Every line in the listing is to be echoed verbatim.

• The input:
>>
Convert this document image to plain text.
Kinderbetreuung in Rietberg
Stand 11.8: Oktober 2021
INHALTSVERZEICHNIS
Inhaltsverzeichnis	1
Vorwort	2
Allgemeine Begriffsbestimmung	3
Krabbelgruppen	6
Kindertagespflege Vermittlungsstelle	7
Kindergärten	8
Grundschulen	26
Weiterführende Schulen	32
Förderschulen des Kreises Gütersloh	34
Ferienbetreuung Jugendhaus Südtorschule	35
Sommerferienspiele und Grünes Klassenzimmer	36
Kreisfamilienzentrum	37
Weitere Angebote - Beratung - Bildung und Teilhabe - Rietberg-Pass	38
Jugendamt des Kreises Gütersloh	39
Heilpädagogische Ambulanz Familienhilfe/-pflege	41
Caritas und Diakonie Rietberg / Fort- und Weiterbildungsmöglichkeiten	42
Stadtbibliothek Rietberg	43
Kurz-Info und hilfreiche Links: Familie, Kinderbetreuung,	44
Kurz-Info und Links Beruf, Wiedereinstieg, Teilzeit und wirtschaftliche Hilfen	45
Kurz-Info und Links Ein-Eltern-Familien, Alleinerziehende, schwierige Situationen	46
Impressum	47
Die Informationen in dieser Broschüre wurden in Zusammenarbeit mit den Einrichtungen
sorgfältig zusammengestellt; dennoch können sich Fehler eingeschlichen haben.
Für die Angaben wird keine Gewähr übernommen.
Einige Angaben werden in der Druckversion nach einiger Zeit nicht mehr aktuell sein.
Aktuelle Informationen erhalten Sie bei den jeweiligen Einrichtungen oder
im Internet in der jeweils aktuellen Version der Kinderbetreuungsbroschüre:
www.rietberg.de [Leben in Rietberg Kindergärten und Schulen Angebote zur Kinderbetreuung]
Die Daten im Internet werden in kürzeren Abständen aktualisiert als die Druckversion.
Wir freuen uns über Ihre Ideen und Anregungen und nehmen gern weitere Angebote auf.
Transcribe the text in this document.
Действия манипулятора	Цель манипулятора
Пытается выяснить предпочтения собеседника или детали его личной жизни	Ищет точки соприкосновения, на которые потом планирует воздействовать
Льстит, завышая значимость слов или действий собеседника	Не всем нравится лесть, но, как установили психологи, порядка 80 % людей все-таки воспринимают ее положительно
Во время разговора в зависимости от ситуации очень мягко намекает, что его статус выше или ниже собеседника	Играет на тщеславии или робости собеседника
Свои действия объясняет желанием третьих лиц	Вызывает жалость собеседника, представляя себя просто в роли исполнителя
<<
• Exercise response:
Convert this document image to plain text.
Kinderbetreuung in Rietberg
Stand 11.8: Oktober 2021
INHALTSVERZEICHNIS
Inhaltsverzeichnis	1
Vorwort	2
Allgemeine Begriffsbestimmung	3
Krabbelgruppen	6
Kindertagespflege Vermittlungsstelle	7
Kindergärten	8
Grundschulen	26
Weiterführende Schulen	32
Förderschulen des Kreises Gütersloh	34
Ferienbetreuung Jugendhaus Südtorschule	35
Sommerferienspiele und Grünes Klassenzimmer	36
Kreisfamilienzentrum	37
Weitere Angebote - Beratung - Bildung und Teilhabe - Rietberg-Pass	38
Jugendamt des Kreises Gütersloh	39
Heilpädagogische Ambulanz Familienhilfe/-pflege	41
Caritas und Diakonie Rietberg / Fort- und Weiterbildungsmöglichkeiten	42
Stadtbibliothek Rietberg	43
Kurz-Info und hilfreiche Links: Familie, Kinderbetreuung,	44
Kurz-Info und Links Beruf, Wiedereinstieg, Teilzeit und wirtschaftliche Hilfen	45
Kurz-Info und Links Ein-Eltern-Familien, Alleinerziehende, schwierige Situationen	46
Impressum	47
Die Informationen in dieser Broschüre wurden in Zusammenarbeit mit den Einrichtungen
sorgfältig zusammengestellt; dennoch können sich Fehler eingeschlichen haben.
Für die Angaben wird keine Gewähr übernommen.
Einige Angaben werden in der Druckversion nach einiger Zeit nicht mehr aktuell sein.
Aktuelle Informationen erhalten Sie bei den jeweiligen Einrichtungen oder
im Internet in der jeweils aktuellen Version der Kinderbetreuungsbroschüre:
www.rietberg.de [Leben in Rietberg Kindergärten und Schulen Angebote zur Kinderbetreuung]
Die Daten im Internet werden in kürzeren Abständen aktualisiert als die Druckversion.
Wir freuen uns über Ihre Ideen und Anregungen und nehmen gern weitere Angebote auf.
Transcribe the text in this document.
Действия манипулятора	Цель манипулятора
Пытается выяснить предпочтения собеседника или детали его личной жизни	Ищет точки соприкосновения, на которые потом планирует воздействовать
Льстит, завышая значимость слов или действий собеседника	Не всем нравится лесть, но, как установили психологи, порядка 80 % людей все-таки воспринимают ее положительно
Во время разговора в зависимости от ситуации очень мягко намекает, что его статус выше или ниже собеседника	Играет на тщеславии или робости собеседника
Свои действия объясняет желанием третьих лиц	Вызывает жалость собеседника, представляя себя просто в роли исполнителя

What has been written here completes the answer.